- [Work instructions]:
Retype every entry in its entirety, without alteration.

::::::

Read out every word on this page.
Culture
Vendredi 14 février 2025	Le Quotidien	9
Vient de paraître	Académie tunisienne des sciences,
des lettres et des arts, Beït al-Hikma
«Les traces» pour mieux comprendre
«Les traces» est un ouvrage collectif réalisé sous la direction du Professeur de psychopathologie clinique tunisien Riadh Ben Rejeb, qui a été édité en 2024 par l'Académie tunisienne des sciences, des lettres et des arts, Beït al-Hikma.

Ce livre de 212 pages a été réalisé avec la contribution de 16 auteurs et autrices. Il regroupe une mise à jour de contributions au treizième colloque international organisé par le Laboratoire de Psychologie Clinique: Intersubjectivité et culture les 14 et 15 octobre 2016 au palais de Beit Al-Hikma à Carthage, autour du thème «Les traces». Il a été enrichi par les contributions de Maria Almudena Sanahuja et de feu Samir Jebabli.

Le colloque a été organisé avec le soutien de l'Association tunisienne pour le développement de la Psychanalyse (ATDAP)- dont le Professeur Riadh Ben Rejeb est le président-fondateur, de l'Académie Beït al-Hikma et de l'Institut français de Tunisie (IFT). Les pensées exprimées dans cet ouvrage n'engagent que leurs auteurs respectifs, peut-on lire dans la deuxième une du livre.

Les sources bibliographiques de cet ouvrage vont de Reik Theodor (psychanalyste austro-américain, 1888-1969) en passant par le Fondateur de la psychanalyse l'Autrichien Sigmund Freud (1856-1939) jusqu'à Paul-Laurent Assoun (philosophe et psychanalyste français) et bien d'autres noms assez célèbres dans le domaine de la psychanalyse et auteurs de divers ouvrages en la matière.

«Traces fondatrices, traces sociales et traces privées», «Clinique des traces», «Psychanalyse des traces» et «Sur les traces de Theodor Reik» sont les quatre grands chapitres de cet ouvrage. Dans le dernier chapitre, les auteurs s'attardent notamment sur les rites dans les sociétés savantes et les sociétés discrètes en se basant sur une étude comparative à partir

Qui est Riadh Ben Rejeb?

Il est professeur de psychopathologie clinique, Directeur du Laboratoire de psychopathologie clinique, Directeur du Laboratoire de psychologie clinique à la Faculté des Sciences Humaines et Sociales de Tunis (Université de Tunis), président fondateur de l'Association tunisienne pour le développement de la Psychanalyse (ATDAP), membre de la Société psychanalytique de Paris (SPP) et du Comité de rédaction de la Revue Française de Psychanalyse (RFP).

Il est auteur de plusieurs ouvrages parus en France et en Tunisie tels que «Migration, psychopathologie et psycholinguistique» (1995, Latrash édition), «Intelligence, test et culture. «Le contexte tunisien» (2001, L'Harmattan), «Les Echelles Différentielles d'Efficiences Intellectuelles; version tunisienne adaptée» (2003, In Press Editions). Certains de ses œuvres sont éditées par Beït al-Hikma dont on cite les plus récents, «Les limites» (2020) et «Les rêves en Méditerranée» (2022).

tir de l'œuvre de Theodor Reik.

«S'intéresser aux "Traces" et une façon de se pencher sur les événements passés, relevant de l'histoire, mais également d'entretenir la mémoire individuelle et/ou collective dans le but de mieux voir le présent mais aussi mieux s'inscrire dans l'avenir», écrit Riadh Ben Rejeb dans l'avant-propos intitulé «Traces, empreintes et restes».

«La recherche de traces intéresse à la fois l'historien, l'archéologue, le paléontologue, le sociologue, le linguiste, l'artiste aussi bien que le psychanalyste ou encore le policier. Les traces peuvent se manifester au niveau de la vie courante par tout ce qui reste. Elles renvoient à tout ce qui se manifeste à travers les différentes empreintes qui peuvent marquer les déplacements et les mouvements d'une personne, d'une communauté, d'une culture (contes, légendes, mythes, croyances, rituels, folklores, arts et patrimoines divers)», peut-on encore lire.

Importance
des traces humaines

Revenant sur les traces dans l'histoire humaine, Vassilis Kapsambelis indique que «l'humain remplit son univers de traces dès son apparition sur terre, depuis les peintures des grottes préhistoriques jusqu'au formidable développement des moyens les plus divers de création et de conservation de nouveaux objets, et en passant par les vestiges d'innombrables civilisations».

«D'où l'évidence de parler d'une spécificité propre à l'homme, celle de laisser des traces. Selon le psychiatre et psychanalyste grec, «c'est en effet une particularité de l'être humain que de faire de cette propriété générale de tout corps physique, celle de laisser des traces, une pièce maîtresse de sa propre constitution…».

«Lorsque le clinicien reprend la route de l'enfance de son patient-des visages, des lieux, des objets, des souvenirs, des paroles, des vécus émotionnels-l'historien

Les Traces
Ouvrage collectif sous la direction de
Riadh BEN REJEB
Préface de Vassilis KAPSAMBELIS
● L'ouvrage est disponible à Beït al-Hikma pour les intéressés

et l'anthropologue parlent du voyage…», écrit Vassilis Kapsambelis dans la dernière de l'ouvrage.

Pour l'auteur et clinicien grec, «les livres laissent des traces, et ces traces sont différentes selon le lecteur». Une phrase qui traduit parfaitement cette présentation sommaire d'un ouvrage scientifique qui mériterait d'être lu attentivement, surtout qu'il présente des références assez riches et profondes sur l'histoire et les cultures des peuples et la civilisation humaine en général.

::::::

- [Task result]:
Read out every word on this page.
Culture
Vendredi 14 février 2025	Le Quotidien	9
Vient de paraître	Académie tunisienne des sciences,
des lettres et des arts, Beït al-Hikma
«Les traces» pour mieux comprendre
«Les traces» est un ouvrage collectif réalisé sous la direction du Professeur de psychopathologie clinique tunisien Riadh Ben Rejeb, qui a été édité en 2024 par l'Académie tunisienne des sciences, des lettres et des arts, Beït al-Hikma.

Ce livre de 212 pages a été réalisé avec la contribution de 16 auteurs et autrices. Il regroupe une mise à jour de contributions au treizième colloque international organisé par le Laboratoire de Psychologie Clinique: Intersubjectivité et culture les 14 et 15 octobre 2016 au palais de Beit Al-Hikma à Carthage, autour du thème «Les traces». Il a été enrichi par les contributions de Maria Almudena Sanahuja et de feu Samir Jebabli.

Le colloque a été organisé avec le soutien de l'Association tunisienne pour le développement de la Psychanalyse (ATDAP)- dont le Professeur Riadh Ben Rejeb est le président-fondateur, de l'Académie Beït al-Hikma et de l'Institut français de Tunisie (IFT). Les pensées exprimées dans cet ouvrage n'engagent que leurs auteurs respectifs, peut-on lire dans la deuxième une du livre.

Les sources bibliographiques de cet ouvrage vont de Reik Theodor (psychanalyste austro-américain, 1888-1969) en passant par le Fondateur de la psychanalyse l'Autrichien Sigmund Freud (1856-1939) jusqu'à Paul-Laurent Assoun (philosophe et psychanalyste français) et bien d'autres noms assez célèbres dans le domaine de la psychanalyse et auteurs de divers ouvrages en la matière.

«Traces fondatrices, traces sociales et traces privées», «Clinique des traces», «Psychanalyse des traces» et «Sur les traces de Theodor Reik» sont les quatre grands chapitres de cet ouvrage. Dans le dernier chapitre, les auteurs s'attardent notamment sur les rites dans les sociétés savantes et les sociétés discrètes en se basant sur une étude comparative à partir

Qui est Riadh Ben Rejeb?

Il est professeur de psychopathologie clinique, Directeur du Laboratoire de psychopathologie clinique, Directeur du Laboratoire de psychologie clinique à la Faculté des Sciences Humaines et Sociales de Tunis (Université de Tunis), président fondateur de l'Association tunisienne pour le développement de la Psychanalyse (ATDAP), membre de la Société psychanalytique de Paris (SPP) et du Comité de rédaction de la Revue Française de Psychanalyse (RFP).

Il est auteur de plusieurs ouvrages parus en France et en Tunisie tels que «Migration, psychopathologie et psycholinguistique» (1995, Latrash édition), «Intelligence, test et culture. «Le contexte tunisien» (2001, L'Harmattan), «Les Echelles Différentielles d'Efficiences Intellectuelles; version tunisienne adaptée» (2003, In Press Editions). Certains de ses œuvres sont éditées par Beït al-Hikma dont on cite les plus récents, «Les limites» (2020) et «Les rêves en Méditerranée» (2022).

tir de l'œuvre de Theodor Reik.

«S'intéresser aux "Traces" et une façon de se pencher sur les événements passés, relevant de l'histoire, mais également d'entretenir la mémoire individuelle et/ou collective dans le but de mieux voir le présent mais aussi mieux s'inscrire dans l'avenir», écrit Riadh Ben Rejeb dans l'avant-propos intitulé «Traces, empreintes et restes».

«La recherche de traces intéresse à la fois l'historien, l'archéologue, le paléontologue, le sociologue, le linguiste, l'artiste aussi bien que le psychanalyste ou encore le policier. Les traces peuvent se manifester au niveau de la vie courante par tout ce qui reste. Elles renvoient à tout ce qui se manifeste à travers les différentes empreintes qui peuvent marquer les déplacements et les mouvements d'une personne, d'une communauté, d'une culture (contes, légendes, mythes, croyances, rituels, folklores, arts et patrimoines divers)», peut-on encore lire.

Importance
des traces humaines

Revenant sur les traces dans l'histoire humaine, Vassilis Kapsambelis indique que «l'humain remplit son univers de traces dès son apparition sur terre, depuis les peintures des grottes préhistoriques jusqu'au formidable développement des moyens les plus divers de création et de conservation de nouveaux objets, et en passant par les vestiges d'innombrables civilisations».

«D'où l'évidence de parler d'une spécificité propre à l'homme, celle de laisser des traces. Selon le psychiatre et psychanalyste grec, «c'est en effet une particularité de l'être humain que de faire de cette propriété générale de tout corps physique, celle de laisser des traces, une pièce maîtresse de sa propre constitution…».

«Lorsque le clinicien reprend la route de l'enfance de son patient-des visages, des lieux, des objets, des souvenirs, des paroles, des vécus émotionnels-l'historien

Les Traces
Ouvrage collectif sous la direction de
Riadh BEN REJEB
Préface de Vassilis KAPSAMBELIS
● L'ouvrage est disponible à Beït al-Hikma pour les intéressés

et l'anthropologue parlent du voyage…», écrit Vassilis Kapsambelis dans la dernière de l'ouvrage.

Pour l'auteur et clinicien grec, «les livres laissent des traces, et ces traces sont différentes selon le lecteur». Une phrase qui traduit parfaitement cette présentation sommaire d'un ouvrage scientifique qui mériterait d'être lu attentivement, surtout qu'il présente des références assez riches et profondes sur l'histoire et les cultures des peuples et la civilisation humaine en général.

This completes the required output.